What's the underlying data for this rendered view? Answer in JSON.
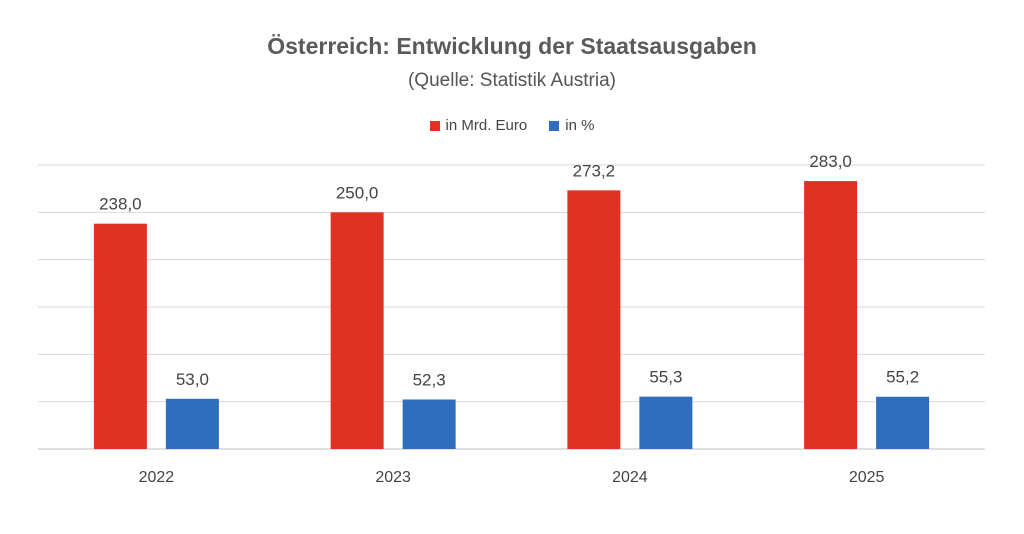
{
  "chart_data": {
    "type": "bar",
    "title": "Österreich: Entwicklung der Staatsausgaben",
    "subtitle": "(Quelle: Statistik Austria)",
    "categories": [
      "2022",
      "2023",
      "2024",
      "2025"
    ],
    "series": [
      {
        "name": "in Mrd. Euro",
        "color": "#e03222",
        "values": [
          238.0,
          250.0,
          273.2,
          283.0
        ],
        "labels": [
          "238,0",
          "250,0",
          "273,2",
          "283,0"
        ]
      },
      {
        "name": "in %",
        "color": "#2f6dbd",
        "values": [
          53.0,
          52.3,
          55.3,
          55.2
        ],
        "labels": [
          "53,0",
          "52,3",
          "55,3",
          "55,2"
        ]
      }
    ],
    "ylim": [
      0,
      300
    ],
    "grid": true,
    "legend_position": "top-center",
    "xlabel": "",
    "ylabel": ""
  }
}
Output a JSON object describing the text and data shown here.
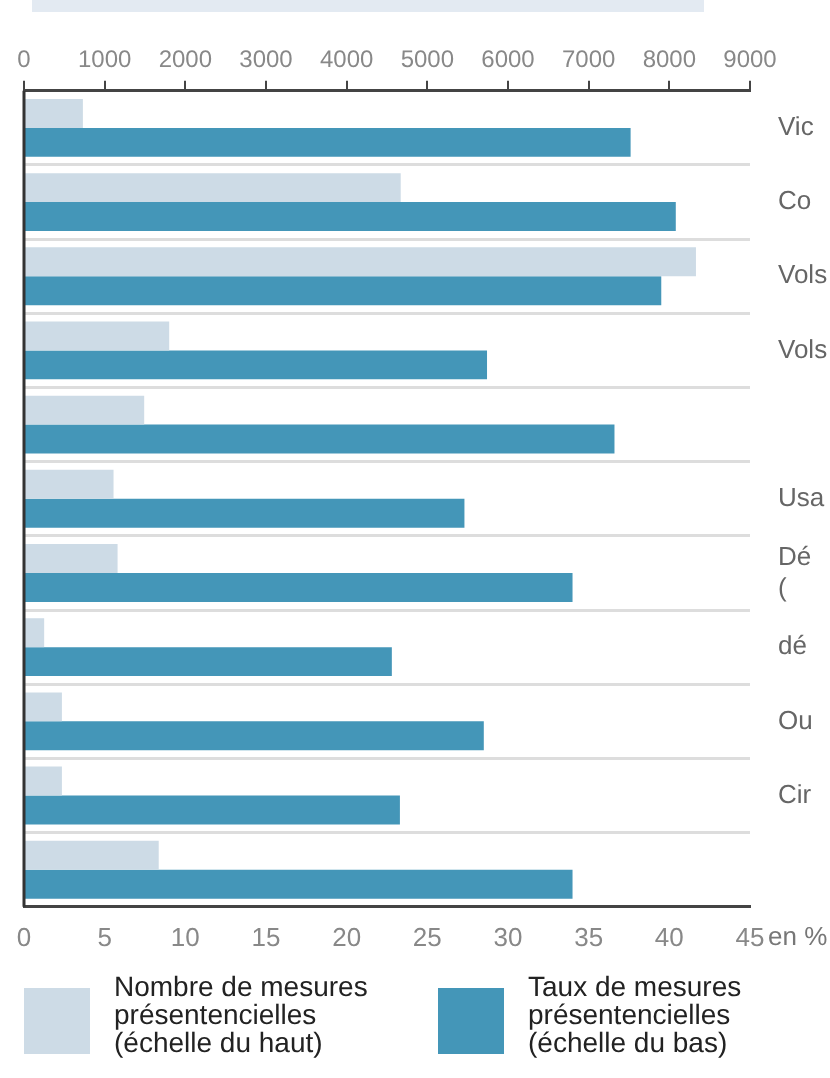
{
  "chart_data": {
    "type": "bar",
    "orientation": "horizontal",
    "xlabel": "en %",
    "categories": [
      "Vic",
      "Co",
      "Vols",
      "Vols",
      null,
      "Usa",
      "Dé\n(",
      "dé",
      "Ou",
      "Cir",
      null
    ],
    "series": [
      {
        "name": "Nombre de mesures présentencielles (échelle du haut)",
        "color": "#cddbe6",
        "axis": "x2",
        "values": [
          730,
          4670,
          8330,
          1800,
          1490,
          1110,
          1160,
          250,
          470,
          470,
          1670
        ]
      },
      {
        "name": "Taux de mesures présentencielles (échelle du bas)",
        "color": "#4496b8",
        "values": [
          37.6,
          40.4,
          39.5,
          28.7,
          36.6,
          27.3,
          34.0,
          22.8,
          28.5,
          23.3,
          34.0
        ]
      }
    ],
    "xlim": [
      0,
      45
    ],
    "xticks": [
      0,
      5,
      10,
      15,
      20,
      25,
      30,
      35,
      40,
      45
    ],
    "x2lim": [
      0,
      9000
    ],
    "x2ticks": [
      0,
      1000,
      2000,
      3000,
      4000,
      5000,
      6000,
      7000,
      8000,
      9000
    ],
    "grid": "y",
    "legend": "bottom"
  }
}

________

SHORT TASK
Nothing but the lines from the one holding "Output a JSON" through the last line of the entries should be written out, exactly and inclusively, minus the pictures.

SOLUTION
Output a JSON object describing the text and data shown here.
{
  "chart_data": {
    "type": "bar",
    "orientation": "horizontal",
    "xlabel": "en %",
    "categories": [
      "Vic",
      "Co",
      "Vols",
      "Vols",
      null,
      "Usa",
      "Dé\n(",
      "dé",
      "Ou",
      "Cir",
      null
    ],
    "series": [
      {
        "name": "Nombre de mesures présentencielles (échelle du haut)",
        "color": "#cddbe6",
        "axis": "x2",
        "values": [
          730,
          4670,
          8330,
          1800,
          1490,
          1110,
          1160,
          250,
          470,
          470,
          1670
        ]
      },
      {
        "name": "Taux de mesures présentencielles (échelle du bas)",
        "color": "#4496b8",
        "values": [
          37.6,
          40.4,
          39.5,
          28.7,
          36.6,
          27.3,
          34.0,
          22.8,
          28.5,
          23.3,
          34.0
        ]
      }
    ],
    "xlim": [
      0,
      45
    ],
    "xticks": [
      0,
      5,
      10,
      15,
      20,
      25,
      30,
      35,
      40,
      45
    ],
    "x2lim": [
      0,
      9000
    ],
    "x2ticks": [
      0,
      1000,
      2000,
      3000,
      4000,
      5000,
      6000,
      7000,
      8000,
      9000
    ],
    "grid": "y",
    "legend": "bottom"
  }
}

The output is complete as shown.